CHALLENGE:
Repeat the data verbatim.

RECORDS SUPPLIED:
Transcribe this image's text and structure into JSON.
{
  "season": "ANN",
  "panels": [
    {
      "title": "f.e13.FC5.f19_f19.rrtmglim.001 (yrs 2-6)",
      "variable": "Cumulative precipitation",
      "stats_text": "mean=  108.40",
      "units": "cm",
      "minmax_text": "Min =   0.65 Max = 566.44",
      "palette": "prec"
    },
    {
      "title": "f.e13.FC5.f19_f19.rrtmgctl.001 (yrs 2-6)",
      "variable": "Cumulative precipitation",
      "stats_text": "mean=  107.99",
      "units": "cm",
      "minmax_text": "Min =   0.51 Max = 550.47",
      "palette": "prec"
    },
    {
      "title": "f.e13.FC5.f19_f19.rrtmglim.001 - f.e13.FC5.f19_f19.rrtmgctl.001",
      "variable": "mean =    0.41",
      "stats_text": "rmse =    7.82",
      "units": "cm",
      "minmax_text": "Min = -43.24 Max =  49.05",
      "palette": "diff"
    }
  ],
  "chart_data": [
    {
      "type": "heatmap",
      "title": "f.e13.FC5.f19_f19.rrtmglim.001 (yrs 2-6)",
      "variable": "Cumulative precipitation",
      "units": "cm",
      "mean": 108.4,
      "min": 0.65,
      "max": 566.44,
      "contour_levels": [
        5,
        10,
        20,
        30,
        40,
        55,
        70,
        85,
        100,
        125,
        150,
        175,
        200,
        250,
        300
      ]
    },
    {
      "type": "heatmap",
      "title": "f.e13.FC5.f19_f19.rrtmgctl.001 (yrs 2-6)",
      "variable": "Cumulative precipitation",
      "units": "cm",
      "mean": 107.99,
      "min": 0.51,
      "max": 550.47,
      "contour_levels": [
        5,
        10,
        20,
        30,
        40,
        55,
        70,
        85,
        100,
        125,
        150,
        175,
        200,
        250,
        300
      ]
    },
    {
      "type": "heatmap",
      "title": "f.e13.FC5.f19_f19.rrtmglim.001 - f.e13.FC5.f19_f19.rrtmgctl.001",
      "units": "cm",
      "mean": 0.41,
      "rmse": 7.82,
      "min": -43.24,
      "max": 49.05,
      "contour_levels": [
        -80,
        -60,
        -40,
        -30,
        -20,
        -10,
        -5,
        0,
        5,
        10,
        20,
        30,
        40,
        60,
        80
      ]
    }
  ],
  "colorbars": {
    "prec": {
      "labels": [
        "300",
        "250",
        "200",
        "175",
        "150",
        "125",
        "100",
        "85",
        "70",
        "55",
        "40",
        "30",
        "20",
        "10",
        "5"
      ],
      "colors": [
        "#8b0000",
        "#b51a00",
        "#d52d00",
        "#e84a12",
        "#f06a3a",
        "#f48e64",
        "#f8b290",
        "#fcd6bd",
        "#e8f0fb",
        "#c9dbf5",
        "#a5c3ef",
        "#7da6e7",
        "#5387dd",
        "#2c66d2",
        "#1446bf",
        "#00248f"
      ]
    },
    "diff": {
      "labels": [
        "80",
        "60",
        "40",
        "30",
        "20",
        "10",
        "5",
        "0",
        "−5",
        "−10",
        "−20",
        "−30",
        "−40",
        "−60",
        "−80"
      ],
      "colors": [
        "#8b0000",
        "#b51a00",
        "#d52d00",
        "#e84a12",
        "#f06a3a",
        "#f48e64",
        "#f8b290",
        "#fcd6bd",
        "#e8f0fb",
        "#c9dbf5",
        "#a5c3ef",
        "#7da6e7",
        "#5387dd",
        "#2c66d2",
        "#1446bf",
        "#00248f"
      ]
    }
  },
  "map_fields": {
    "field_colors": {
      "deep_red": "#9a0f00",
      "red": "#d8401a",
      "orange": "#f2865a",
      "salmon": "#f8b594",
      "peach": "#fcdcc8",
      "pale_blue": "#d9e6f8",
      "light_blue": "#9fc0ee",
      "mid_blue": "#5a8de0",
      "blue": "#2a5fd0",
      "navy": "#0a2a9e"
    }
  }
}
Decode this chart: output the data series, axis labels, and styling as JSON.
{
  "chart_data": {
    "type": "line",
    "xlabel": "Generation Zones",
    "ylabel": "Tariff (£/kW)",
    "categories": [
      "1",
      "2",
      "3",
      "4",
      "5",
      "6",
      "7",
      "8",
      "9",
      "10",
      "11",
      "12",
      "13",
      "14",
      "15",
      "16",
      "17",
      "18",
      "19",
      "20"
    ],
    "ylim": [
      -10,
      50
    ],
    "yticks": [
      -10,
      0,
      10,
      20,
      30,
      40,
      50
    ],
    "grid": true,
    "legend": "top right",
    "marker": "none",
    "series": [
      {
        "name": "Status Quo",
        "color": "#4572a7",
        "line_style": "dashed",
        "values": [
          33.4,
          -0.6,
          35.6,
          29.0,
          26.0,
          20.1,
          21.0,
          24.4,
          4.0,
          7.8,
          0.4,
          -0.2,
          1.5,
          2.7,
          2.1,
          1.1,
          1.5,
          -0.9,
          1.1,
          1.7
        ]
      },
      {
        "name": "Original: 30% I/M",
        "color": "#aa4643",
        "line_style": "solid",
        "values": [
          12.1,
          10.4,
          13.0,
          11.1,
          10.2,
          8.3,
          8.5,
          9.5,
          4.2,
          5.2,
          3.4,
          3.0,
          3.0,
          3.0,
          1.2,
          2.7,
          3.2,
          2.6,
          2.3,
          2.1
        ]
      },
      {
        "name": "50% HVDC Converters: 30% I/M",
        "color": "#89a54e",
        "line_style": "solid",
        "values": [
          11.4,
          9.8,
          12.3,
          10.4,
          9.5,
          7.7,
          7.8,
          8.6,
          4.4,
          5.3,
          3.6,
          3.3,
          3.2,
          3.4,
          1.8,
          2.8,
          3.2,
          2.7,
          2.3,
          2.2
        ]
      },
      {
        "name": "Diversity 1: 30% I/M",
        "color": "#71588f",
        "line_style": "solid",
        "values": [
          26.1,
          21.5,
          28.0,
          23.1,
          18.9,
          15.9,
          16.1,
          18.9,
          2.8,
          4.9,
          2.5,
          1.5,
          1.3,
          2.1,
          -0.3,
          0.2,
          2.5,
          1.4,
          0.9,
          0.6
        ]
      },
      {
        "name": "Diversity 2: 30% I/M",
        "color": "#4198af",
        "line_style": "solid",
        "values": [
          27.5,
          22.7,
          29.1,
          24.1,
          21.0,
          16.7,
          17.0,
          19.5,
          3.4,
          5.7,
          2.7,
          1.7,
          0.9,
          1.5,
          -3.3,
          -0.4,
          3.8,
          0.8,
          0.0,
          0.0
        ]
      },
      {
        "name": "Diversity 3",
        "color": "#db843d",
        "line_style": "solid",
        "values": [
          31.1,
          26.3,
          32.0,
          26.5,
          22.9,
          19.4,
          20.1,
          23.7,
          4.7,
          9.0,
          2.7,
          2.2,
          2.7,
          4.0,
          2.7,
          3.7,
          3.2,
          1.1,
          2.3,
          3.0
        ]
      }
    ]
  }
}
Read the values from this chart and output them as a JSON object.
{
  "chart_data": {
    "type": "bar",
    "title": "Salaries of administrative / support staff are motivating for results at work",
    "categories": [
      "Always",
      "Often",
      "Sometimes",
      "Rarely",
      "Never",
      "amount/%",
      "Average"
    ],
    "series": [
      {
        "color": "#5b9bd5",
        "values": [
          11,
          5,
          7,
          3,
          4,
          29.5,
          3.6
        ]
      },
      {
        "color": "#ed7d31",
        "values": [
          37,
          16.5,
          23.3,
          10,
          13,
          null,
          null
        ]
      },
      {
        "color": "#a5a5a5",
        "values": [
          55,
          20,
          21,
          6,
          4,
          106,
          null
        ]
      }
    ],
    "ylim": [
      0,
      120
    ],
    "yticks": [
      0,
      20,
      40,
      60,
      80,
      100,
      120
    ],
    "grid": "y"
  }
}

FINAL ANSWER:
Transcribe this image's text and structure into JSON.
{
  "season": "ANN",
  "panels": [
    {
      "title": "f.e13.FC5.f19_f19.rrtmglim.001 (yrs 2-6)",
      "variable": "Cumulative precipitation",
      "stats_text": "mean=  108.40",
      "units": "cm",
      "minmax_text": "Min =   0.65 Max = 566.44",
      "palette": "prec"
    },
    {
      "title": "f.e13.FC5.f19_f19.rrtmgctl.001 (yrs 2-6)",
      "variable": "Cumulative precipitation",
      "stats_text": "mean=  107.99",
      "units": "cm",
      "minmax_text": "Min =   0.51 Max = 550.47",
      "palette": "prec"
    },
    {
      "title": "f.e13.FC5.f19_f19.rrtmglim.001 - f.e13.FC5.f19_f19.rrtmgctl.001",
      "variable": "mean =    0.41",
      "stats_text": "rmse =    7.82",
      "units": "cm",
      "minmax_text": "Min = -43.24 Max =  49.05",
      "palette": "diff"
    }
  ],
  "chart_data": [
    {
      "type": "heatmap",
      "title": "f.e13.FC5.f19_f19.rrtmglim.001 (yrs 2-6)",
      "variable": "Cumulative precipitation",
      "units": "cm",
      "mean": 108.4,
      "min": 0.65,
      "max": 566.44,
      "contour_levels": [
        5,
        10,
        20,
        30,
        40,
        55,
        70,
        85,
        100,
        125,
        150,
        175,
        200,
        250,
        300
      ]
    },
    {
      "type": "heatmap",
      "title": "f.e13.FC5.f19_f19.rrtmgctl.001 (yrs 2-6)",
      "variable": "Cumulative precipitation",
      "units": "cm",
      "mean": 107.99,
      "min": 0.51,
      "max": 550.47,
      "contour_levels": [
        5,
        10,
        20,
        30,
        40,
        55,
        70,
        85,
        100,
        125,
        150,
        175,
        200,
        250,
        300
      ]
    },
    {
      "type": "heatmap",
      "title": "f.e13.FC5.f19_f19.rrtmglim.001 - f.e13.FC5.f19_f19.rrtmgctl.001",
      "units": "cm",
      "mean": 0.41,
      "rmse": 7.82,
      "min": -43.24,
      "max": 49.05,
      "contour_levels": [
        -80,
        -60,
        -40,
        -30,
        -20,
        -10,
        -5,
        0,
        5,
        10,
        20,
        30,
        40,
        60,
        80
      ]
    }
  ],
  "colorbars": {
    "prec": {
      "labels": [
        "300",
        "250",
        "200",
        "175",
        "150",
        "125",
        "100",
        "85",
        "70",
        "55",
        "40",
        "30",
        "20",
        "10",
        "5"
      ],
      "colors": [
        "#8b0000",
        "#b51a00",
        "#d52d00",
        "#e84a12",
        "#f06a3a",
        "#f48e64",
        "#f8b290",
        "#fcd6bd",
        "#e8f0fb",
        "#c9dbf5",
        "#a5c3ef",
        "#7da6e7",
        "#5387dd",
        "#2c66d2",
        "#1446bf",
        "#00248f"
      ]
    },
    "diff": {
      "labels": [
        "80",
        "60",
        "40",
        "30",
        "20",
        "10",
        "5",
        "0",
        "−5",
        "−10",
        "−20",
        "−30",
        "−40",
        "−60",
        "−80"
      ],
      "colors": [
        "#8b0000",
        "#b51a00",
        "#d52d00",
        "#e84a12",
        "#f06a3a",
        "#f48e64",
        "#f8b290",
        "#fcd6bd",
        "#e8f0fb",
        "#c9dbf5",
        "#a5c3ef",
        "#7da6e7",
        "#5387dd",
        "#2c66d2",
        "#1446bf",
        "#00248f"
      ]
    }
  },
  "map_fields": {
    "field_colors": {
      "deep_red": "#9a0f00",
      "red": "#d8401a",
      "orange": "#f2865a",
      "salmon": "#f8b594",
      "peach": "#fcdcc8",
      "pale_blue": "#d9e6f8",
      "light_blue": "#9fc0ee",
      "mid_blue": "#5a8de0",
      "blue": "#2a5fd0",
      "navy": "#0a2a9e"
    }
  }
}
Decode this chart: output the data series, axis labels, and styling as JSON.
{
  "chart_data": {
    "type": "line",
    "xlabel": "Generation Zones",
    "ylabel": "Tariff (£/kW)",
    "categories": [
      "1",
      "2",
      "3",
      "4",
      "5",
      "6",
      "7",
      "8",
      "9",
      "10",
      "11",
      "12",
      "13",
      "14",
      "15",
      "16",
      "17",
      "18",
      "19",
      "20"
    ],
    "ylim": [
      -10,
      50
    ],
    "yticks": [
      -10,
      0,
      10,
      20,
      30,
      40,
      50
    ],
    "grid": true,
    "legend": "top right",
    "marker": "none",
    "series": [
      {
        "name": "Status Quo",
        "color": "#4572a7",
        "line_style": "dashed",
        "values": [
          33.4,
          -0.6,
          35.6,
          29.0,
          26.0,
          20.1,
          21.0,
          24.4,
          4.0,
          7.8,
          0.4,
          -0.2,
          1.5,
          2.7,
          2.1,
          1.1,
          1.5,
          -0.9,
          1.1,
          1.7
        ]
      },
      {
        "name": "Original: 30% I/M",
        "color": "#aa4643",
        "line_style": "solid",
        "values": [
          12.1,
          10.4,
          13.0,
          11.1,
          10.2,
          8.3,
          8.5,
          9.5,
          4.2,
          5.2,
          3.4,
          3.0,
          3.0,
          3.0,
          1.2,
          2.7,
          3.2,
          2.6,
          2.3,
          2.1
        ]
      },
      {
        "name": "50% HVDC Converters: 30% I/M",
        "color": "#89a54e",
        "line_style": "solid",
        "values": [
          11.4,
          9.8,
          12.3,
          10.4,
          9.5,
          7.7,
          7.8,
          8.6,
          4.4,
          5.3,
          3.6,
          3.3,
          3.2,
          3.4,
          1.8,
          2.8,
          3.2,
          2.7,
          2.3,
          2.2
        ]
      },
      {
        "name": "Diversity 1: 30% I/M",
        "color": "#71588f",
        "line_style": "solid",
        "values": [
          26.1,
          21.5,
          28.0,
          23.1,
          18.9,
          15.9,
          16.1,
          18.9,
          2.8,
          4.9,
          2.5,
          1.5,
          1.3,
          2.1,
          -0.3,
          0.2,
          2.5,
          1.4,
          0.9,
          0.6
        ]
      },
      {
        "name": "Diversity 2: 30% I/M",
        "color": "#4198af",
        "line_style": "solid",
        "values": [
          27.5,
          22.7,
          29.1,
          24.1,
          21.0,
          16.7,
          17.0,
          19.5,
          3.4,
          5.7,
          2.7,
          1.7,
          0.9,
          1.5,
          -3.3,
          -0.4,
          3.8,
          0.8,
          0.0,
          0.0
        ]
      },
      {
        "name": "Diversity 3",
        "color": "#db843d",
        "line_style": "solid",
        "values": [
          31.1,
          26.3,
          32.0,
          26.5,
          22.9,
          19.4,
          20.1,
          23.7,
          4.7,
          9.0,
          2.7,
          2.2,
          2.7,
          4.0,
          2.7,
          3.7,
          3.2,
          1.1,
          2.3,
          3.0
        ]
      }
    ]
  }
}
Read the values from this chart and output them as a JSON object.
{
  "chart_data": {
    "type": "bar",
    "title": "Salaries of administrative / support staff are motivating for results at work",
    "categories": [
      "Always",
      "Often",
      "Sometimes",
      "Rarely",
      "Never",
      "amount/%",
      "Average"
    ],
    "series": [
      {
        "color": "#5b9bd5",
        "values": [
          11,
          5,
          7,
          3,
          4,
          29.5,
          3.6
        ]
      },
      {
        "color": "#ed7d31",
        "values": [
          37,
          16.5,
          23.3,
          10,
          13,
          null,
          null
        ]
      },
      {
        "color": "#a5a5a5",
        "values": [
          55,
          20,
          21,
          6,
          4,
          106,
          null
        ]
      }
    ],
    "ylim": [
      0,
      120
    ],
    "yticks": [
      0,
      20,
      40,
      60,
      80,
      100,
      120
    ],
    "grid": "y"
  }
}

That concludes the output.